■ **Work to do**
Each line below should be reproduced without any alteration.

■ **Data for processing**

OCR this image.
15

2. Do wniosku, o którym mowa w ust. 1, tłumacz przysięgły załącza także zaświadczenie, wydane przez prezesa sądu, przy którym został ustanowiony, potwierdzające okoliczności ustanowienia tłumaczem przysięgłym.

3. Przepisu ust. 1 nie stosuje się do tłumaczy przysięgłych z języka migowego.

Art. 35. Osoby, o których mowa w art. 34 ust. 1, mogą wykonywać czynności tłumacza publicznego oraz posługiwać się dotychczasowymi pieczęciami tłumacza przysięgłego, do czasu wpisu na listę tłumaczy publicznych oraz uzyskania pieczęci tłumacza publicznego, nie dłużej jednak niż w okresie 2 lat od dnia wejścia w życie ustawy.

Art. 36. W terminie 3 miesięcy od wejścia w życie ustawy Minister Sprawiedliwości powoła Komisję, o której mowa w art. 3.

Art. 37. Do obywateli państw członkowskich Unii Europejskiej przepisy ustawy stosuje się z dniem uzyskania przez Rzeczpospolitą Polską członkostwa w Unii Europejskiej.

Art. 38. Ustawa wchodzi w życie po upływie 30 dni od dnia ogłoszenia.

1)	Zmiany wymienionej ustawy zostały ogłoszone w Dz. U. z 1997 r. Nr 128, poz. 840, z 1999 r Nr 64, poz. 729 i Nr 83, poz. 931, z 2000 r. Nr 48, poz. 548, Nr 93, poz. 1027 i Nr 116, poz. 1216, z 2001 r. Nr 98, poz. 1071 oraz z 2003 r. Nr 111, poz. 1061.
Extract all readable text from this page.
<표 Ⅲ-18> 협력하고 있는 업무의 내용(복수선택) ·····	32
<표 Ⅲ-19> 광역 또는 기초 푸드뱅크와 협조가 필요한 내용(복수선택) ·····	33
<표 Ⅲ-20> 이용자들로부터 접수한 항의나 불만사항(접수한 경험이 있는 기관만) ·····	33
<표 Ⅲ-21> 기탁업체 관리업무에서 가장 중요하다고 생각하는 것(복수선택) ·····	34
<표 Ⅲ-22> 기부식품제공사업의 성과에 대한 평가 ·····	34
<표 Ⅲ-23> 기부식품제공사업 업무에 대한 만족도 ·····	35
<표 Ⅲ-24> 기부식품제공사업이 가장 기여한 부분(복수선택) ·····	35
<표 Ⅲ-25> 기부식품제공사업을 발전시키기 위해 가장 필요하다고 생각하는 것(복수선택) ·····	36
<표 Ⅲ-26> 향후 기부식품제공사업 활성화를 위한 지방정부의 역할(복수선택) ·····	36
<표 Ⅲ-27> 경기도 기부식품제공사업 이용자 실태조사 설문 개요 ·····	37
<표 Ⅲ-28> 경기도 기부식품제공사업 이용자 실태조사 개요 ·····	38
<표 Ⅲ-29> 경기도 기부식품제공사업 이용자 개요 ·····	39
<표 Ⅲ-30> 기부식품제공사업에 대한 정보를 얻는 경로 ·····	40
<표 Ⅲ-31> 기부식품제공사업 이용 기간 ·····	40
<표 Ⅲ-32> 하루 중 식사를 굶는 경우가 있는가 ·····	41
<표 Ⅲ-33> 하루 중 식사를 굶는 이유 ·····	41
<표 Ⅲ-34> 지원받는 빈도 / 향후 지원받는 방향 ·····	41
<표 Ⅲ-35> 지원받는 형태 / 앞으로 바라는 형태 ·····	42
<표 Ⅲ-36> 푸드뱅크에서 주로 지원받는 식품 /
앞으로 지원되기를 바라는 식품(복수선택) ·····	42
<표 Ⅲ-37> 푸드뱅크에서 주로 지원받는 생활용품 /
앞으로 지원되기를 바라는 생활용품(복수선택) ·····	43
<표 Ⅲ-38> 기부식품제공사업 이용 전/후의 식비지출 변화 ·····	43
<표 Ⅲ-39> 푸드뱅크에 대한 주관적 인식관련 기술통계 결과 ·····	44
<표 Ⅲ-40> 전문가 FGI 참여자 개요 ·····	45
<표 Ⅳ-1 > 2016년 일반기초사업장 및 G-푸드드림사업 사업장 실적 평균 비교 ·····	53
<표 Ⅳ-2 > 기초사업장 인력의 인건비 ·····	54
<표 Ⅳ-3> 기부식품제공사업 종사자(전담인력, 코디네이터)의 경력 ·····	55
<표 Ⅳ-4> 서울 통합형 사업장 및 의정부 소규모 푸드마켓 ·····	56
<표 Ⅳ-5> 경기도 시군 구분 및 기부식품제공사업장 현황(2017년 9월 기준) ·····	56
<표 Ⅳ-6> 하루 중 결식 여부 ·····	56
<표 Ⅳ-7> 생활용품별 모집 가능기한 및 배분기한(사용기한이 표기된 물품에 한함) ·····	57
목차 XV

■ **Answer for this exercise**
OCR this image.
15

2. Do wniosku, o którym mowa w ust. 1, tłumacz przysięgły załącza także zaświadczenie, wydane przez prezesa sądu, przy którym został ustanowiony, potwierdzające okoliczności ustanowienia tłumaczem przysięgłym.

3. Przepisu ust. 1 nie stosuje się do tłumaczy przysięgłych z języka migowego.

Art. 35. Osoby, o których mowa w art. 34 ust. 1, mogą wykonywać czynności tłumacza publicznego oraz posługiwać się dotychczasowymi pieczęciami tłumacza przysięgłego, do czasu wpisu na listę tłumaczy publicznych oraz uzyskania pieczęci tłumacza publicznego, nie dłużej jednak niż w okresie 2 lat od dnia wejścia w życie ustawy.

Art. 36. W terminie 3 miesięcy od wejścia w życie ustawy Minister Sprawiedliwości powoła Komisję, o której mowa w art. 3.

Art. 37. Do obywateli państw członkowskich Unii Europejskiej przepisy ustawy stosuje się z dniem uzyskania przez Rzeczpospolitą Polską członkostwa w Unii Europejskiej.

Art. 38. Ustawa wchodzi w życie po upływie 30 dni od dnia ogłoszenia.

1)	Zmiany wymienionej ustawy zostały ogłoszone w Dz. U. z 1997 r. Nr 128, poz. 840, z 1999 r Nr 64, poz. 729 i Nr 83, poz. 931, z 2000 r. Nr 48, poz. 548, Nr 93, poz. 1027 i Nr 116, poz. 1216, z 2001 r. Nr 98, poz. 1071 oraz z 2003 r. Nr 111, poz. 1061.
Extract all readable text from this page.
<표 Ⅲ-18> 협력하고 있는 업무의 내용(복수선택) ·····	32
<표 Ⅲ-19> 광역 또는 기초 푸드뱅크와 협조가 필요한 내용(복수선택) ·····	33
<표 Ⅲ-20> 이용자들로부터 접수한 항의나 불만사항(접수한 경험이 있는 기관만) ·····	33
<표 Ⅲ-21> 기탁업체 관리업무에서 가장 중요하다고 생각하는 것(복수선택) ·····	34
<표 Ⅲ-22> 기부식품제공사업의 성과에 대한 평가 ·····	34
<표 Ⅲ-23> 기부식품제공사업 업무에 대한 만족도 ·····	35
<표 Ⅲ-24> 기부식품제공사업이 가장 기여한 부분(복수선택) ·····	35
<표 Ⅲ-25> 기부식품제공사업을 발전시키기 위해 가장 필요하다고 생각하는 것(복수선택) ·····	36
<표 Ⅲ-26> 향후 기부식품제공사업 활성화를 위한 지방정부의 역할(복수선택) ·····	36
<표 Ⅲ-27> 경기도 기부식품제공사업 이용자 실태조사 설문 개요 ·····	37
<표 Ⅲ-28> 경기도 기부식품제공사업 이용자 실태조사 개요 ·····	38
<표 Ⅲ-29> 경기도 기부식품제공사업 이용자 개요 ·····	39
<표 Ⅲ-30> 기부식품제공사업에 대한 정보를 얻는 경로 ·····	40
<표 Ⅲ-31> 기부식품제공사업 이용 기간 ·····	40
<표 Ⅲ-32> 하루 중 식사를 굶는 경우가 있는가 ·····	41
<표 Ⅲ-33> 하루 중 식사를 굶는 이유 ·····	41
<표 Ⅲ-34> 지원받는 빈도 / 향후 지원받는 방향 ·····	41
<표 Ⅲ-35> 지원받는 형태 / 앞으로 바라는 형태 ·····	42
<표 Ⅲ-36> 푸드뱅크에서 주로 지원받는 식품 /
앞으로 지원되기를 바라는 식품(복수선택) ·····	42
<표 Ⅲ-37> 푸드뱅크에서 주로 지원받는 생활용품 /
앞으로 지원되기를 바라는 생활용품(복수선택) ·····	43
<표 Ⅲ-38> 기부식품제공사업 이용 전/후의 식비지출 변화 ·····	43
<표 Ⅲ-39> 푸드뱅크에 대한 주관적 인식관련 기술통계 결과 ·····	44
<표 Ⅲ-40> 전문가 FGI 참여자 개요 ·····	45
<표 Ⅳ-1 > 2016년 일반기초사업장 및 G-푸드드림사업 사업장 실적 평균 비교 ·····	53
<표 Ⅳ-2 > 기초사업장 인력의 인건비 ·····	54
<표 Ⅳ-3> 기부식품제공사업 종사자(전담인력, 코디네이터)의 경력 ·····	55
<표 Ⅳ-4> 서울 통합형 사업장 및 의정부 소규모 푸드마켓 ·····	56
<표 Ⅳ-5> 경기도 시군 구분 및 기부식품제공사업장 현황(2017년 9월 기준) ·····	56
<표 Ⅳ-6> 하루 중 결식 여부 ·····	56
<표 Ⅳ-7> 생활용품별 모집 가능기한 및 배분기한(사용기한이 표기된 물품에 한함) ·····	57
목차 XV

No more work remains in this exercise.